====== DATA SHOWN

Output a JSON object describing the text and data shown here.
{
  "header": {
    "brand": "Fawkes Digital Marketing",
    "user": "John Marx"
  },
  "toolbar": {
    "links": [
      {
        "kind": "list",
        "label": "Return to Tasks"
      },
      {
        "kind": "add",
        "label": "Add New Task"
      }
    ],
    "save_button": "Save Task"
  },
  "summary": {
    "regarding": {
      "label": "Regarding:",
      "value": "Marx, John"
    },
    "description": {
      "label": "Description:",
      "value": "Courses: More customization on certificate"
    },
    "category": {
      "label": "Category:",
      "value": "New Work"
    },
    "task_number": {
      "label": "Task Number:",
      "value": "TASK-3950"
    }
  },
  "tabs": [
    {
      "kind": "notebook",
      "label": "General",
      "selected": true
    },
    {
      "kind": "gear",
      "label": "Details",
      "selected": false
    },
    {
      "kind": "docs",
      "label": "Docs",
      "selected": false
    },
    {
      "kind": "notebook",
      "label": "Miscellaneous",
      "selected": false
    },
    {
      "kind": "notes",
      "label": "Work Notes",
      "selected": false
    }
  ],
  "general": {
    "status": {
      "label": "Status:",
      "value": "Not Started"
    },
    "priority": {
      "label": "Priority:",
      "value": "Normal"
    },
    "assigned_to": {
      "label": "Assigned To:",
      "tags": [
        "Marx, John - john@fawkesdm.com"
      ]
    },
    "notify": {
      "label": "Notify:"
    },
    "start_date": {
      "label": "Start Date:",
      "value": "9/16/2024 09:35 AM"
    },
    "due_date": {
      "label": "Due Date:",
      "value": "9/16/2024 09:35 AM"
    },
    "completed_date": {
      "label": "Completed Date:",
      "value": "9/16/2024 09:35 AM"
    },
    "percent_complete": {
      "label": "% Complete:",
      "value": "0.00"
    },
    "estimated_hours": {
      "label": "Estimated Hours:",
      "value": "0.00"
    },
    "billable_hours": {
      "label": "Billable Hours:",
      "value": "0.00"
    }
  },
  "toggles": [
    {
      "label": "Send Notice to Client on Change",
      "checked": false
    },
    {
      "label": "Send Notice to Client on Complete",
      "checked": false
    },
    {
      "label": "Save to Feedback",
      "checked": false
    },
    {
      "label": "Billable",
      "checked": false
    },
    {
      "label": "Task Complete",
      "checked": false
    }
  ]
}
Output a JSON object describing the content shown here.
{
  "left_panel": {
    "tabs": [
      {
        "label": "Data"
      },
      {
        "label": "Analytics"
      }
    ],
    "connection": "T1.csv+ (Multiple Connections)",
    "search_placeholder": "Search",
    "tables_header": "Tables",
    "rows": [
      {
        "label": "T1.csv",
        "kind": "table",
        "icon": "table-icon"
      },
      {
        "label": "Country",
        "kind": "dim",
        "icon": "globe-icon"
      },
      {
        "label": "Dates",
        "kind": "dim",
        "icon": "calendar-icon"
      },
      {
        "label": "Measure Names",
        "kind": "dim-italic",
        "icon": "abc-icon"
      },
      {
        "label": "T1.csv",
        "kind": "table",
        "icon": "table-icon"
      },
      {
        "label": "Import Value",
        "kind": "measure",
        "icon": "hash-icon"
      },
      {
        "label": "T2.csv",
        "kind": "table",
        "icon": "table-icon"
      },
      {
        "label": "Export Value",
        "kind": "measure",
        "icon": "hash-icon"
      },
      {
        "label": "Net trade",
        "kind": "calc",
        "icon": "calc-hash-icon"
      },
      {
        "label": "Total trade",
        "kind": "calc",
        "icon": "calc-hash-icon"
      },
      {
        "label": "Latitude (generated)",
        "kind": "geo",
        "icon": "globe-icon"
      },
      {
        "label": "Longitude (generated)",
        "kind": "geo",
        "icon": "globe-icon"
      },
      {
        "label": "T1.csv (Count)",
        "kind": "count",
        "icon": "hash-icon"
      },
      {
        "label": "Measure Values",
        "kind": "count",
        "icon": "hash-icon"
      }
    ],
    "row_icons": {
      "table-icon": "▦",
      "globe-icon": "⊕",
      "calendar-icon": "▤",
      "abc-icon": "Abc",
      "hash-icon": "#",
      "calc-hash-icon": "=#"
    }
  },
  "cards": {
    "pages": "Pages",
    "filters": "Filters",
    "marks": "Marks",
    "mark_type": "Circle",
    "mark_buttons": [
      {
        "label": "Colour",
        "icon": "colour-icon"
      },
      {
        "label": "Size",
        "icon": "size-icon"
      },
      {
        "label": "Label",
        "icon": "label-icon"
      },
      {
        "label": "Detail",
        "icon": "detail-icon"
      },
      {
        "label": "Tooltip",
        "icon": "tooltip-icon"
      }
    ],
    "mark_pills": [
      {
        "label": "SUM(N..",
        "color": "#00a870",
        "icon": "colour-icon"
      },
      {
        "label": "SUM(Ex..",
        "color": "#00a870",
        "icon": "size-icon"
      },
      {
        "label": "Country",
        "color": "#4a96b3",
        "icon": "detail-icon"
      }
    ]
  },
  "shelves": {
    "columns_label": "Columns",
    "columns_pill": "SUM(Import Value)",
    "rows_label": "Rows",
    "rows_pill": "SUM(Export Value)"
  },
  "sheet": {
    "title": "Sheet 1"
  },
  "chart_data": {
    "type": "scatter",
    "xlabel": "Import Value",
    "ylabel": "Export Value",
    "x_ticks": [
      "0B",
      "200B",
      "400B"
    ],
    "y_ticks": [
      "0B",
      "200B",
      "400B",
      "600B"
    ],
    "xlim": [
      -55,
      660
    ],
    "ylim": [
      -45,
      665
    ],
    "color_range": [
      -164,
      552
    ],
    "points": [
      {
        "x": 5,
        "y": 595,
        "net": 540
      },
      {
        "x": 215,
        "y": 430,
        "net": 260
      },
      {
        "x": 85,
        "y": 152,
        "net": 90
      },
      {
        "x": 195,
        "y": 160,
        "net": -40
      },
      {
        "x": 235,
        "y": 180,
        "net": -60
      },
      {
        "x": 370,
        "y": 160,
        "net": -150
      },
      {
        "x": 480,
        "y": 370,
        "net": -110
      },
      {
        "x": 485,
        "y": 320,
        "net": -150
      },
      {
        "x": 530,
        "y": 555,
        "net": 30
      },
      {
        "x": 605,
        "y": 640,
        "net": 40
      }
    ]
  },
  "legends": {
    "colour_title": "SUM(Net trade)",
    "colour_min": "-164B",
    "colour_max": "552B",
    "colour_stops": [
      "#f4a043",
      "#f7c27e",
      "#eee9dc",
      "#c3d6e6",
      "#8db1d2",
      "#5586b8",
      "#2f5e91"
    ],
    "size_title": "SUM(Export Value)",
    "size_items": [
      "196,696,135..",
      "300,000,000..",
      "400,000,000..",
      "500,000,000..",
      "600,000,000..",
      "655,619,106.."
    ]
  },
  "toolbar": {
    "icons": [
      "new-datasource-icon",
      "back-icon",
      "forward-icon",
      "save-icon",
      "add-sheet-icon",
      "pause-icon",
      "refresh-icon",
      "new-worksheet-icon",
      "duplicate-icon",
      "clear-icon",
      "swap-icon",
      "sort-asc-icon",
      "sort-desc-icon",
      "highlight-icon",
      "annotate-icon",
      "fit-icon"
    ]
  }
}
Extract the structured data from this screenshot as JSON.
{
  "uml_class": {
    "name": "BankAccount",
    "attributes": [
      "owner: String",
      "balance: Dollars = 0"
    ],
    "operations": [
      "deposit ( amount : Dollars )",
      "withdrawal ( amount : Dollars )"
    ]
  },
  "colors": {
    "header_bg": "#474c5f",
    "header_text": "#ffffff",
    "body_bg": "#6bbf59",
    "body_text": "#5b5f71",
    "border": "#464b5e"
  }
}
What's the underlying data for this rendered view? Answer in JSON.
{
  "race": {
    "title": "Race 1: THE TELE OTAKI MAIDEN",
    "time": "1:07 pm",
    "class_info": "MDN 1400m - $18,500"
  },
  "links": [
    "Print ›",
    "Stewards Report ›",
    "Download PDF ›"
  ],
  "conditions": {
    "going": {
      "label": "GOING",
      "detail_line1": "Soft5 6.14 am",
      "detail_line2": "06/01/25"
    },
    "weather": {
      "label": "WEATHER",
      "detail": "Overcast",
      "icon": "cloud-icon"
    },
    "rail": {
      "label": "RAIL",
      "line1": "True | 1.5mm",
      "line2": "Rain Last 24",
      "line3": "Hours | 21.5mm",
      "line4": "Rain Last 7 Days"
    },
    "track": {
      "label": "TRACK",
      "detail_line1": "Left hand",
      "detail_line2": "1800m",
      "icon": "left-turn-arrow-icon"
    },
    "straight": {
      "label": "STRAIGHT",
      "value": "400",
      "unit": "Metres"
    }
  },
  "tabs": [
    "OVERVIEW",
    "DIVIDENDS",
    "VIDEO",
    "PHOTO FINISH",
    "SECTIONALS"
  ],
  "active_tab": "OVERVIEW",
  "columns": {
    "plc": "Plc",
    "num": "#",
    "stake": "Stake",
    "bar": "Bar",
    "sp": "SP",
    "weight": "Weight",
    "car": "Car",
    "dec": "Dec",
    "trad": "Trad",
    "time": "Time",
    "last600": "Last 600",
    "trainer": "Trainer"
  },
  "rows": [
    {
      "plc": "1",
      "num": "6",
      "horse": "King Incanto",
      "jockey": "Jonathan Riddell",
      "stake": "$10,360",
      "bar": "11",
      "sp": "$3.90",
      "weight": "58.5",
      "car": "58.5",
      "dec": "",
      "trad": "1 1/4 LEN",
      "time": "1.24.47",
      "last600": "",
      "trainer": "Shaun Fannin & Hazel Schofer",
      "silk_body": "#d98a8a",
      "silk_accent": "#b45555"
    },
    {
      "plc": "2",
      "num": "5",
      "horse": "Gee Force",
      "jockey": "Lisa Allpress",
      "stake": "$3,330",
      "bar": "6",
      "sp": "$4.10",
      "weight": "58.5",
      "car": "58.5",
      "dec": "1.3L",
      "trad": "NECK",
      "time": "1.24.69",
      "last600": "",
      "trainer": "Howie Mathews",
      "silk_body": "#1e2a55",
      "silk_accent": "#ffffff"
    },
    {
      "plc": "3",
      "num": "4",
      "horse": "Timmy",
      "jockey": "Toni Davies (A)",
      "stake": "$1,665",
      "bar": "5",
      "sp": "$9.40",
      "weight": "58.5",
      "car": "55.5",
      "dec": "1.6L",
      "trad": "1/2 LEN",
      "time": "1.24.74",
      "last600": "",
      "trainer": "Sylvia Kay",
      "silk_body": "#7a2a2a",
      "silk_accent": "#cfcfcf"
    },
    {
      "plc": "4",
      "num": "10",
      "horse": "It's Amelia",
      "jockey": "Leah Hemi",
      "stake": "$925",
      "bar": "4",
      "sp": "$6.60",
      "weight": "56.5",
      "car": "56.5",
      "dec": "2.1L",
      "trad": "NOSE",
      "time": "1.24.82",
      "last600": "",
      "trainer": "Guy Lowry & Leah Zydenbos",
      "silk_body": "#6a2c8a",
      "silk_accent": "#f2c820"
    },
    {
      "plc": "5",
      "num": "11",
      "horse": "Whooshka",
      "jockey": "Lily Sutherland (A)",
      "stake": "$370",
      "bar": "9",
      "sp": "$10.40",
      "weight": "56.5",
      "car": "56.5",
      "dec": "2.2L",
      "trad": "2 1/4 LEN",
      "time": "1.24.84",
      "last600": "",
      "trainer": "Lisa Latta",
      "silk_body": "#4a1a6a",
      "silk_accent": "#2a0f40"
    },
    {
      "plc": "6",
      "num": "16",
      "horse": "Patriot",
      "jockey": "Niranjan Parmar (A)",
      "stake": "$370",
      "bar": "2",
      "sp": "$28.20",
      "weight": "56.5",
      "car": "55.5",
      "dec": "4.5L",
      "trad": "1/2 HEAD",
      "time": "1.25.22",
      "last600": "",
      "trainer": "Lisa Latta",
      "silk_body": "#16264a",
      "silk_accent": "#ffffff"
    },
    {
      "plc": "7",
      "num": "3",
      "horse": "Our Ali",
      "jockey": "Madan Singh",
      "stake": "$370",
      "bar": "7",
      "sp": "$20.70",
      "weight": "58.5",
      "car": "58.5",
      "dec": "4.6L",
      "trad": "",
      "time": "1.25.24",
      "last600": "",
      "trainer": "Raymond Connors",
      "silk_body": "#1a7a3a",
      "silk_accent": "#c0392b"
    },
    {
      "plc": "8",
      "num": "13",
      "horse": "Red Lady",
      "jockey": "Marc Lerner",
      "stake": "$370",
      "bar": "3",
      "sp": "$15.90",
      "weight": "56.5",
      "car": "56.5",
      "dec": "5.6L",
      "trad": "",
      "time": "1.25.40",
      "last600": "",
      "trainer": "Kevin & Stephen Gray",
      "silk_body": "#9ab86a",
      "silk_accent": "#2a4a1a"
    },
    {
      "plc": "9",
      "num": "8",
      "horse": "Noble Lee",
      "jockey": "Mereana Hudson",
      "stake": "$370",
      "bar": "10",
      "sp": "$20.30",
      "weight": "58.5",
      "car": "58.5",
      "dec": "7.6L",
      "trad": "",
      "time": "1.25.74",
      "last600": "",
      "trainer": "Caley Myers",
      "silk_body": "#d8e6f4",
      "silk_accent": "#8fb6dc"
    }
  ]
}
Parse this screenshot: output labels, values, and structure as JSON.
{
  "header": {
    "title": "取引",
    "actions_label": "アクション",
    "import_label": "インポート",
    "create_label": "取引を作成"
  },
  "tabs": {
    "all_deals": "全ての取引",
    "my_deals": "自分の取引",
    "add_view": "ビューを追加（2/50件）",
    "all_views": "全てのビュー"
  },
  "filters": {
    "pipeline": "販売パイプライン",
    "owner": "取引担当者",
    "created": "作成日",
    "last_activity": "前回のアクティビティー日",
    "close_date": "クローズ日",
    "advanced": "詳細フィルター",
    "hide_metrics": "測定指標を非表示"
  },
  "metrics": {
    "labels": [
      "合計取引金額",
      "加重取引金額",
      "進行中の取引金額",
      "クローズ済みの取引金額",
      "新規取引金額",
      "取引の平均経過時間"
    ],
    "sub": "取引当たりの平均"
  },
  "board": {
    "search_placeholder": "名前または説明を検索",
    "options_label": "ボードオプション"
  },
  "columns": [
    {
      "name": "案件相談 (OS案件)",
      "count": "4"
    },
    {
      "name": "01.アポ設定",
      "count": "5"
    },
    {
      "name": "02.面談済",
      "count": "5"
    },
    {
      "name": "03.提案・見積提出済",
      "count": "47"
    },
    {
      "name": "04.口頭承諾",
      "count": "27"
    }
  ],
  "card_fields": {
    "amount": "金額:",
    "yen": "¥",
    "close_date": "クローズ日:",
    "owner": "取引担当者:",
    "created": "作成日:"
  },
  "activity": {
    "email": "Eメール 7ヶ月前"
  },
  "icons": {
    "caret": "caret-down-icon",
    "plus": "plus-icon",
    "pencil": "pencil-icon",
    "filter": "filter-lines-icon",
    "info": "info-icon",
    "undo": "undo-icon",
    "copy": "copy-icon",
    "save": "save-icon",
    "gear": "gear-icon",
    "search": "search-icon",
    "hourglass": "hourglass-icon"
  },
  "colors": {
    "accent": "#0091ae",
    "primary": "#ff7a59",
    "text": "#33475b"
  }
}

============

Report how many lines hold the string "trade", giving the number and nothing else.

3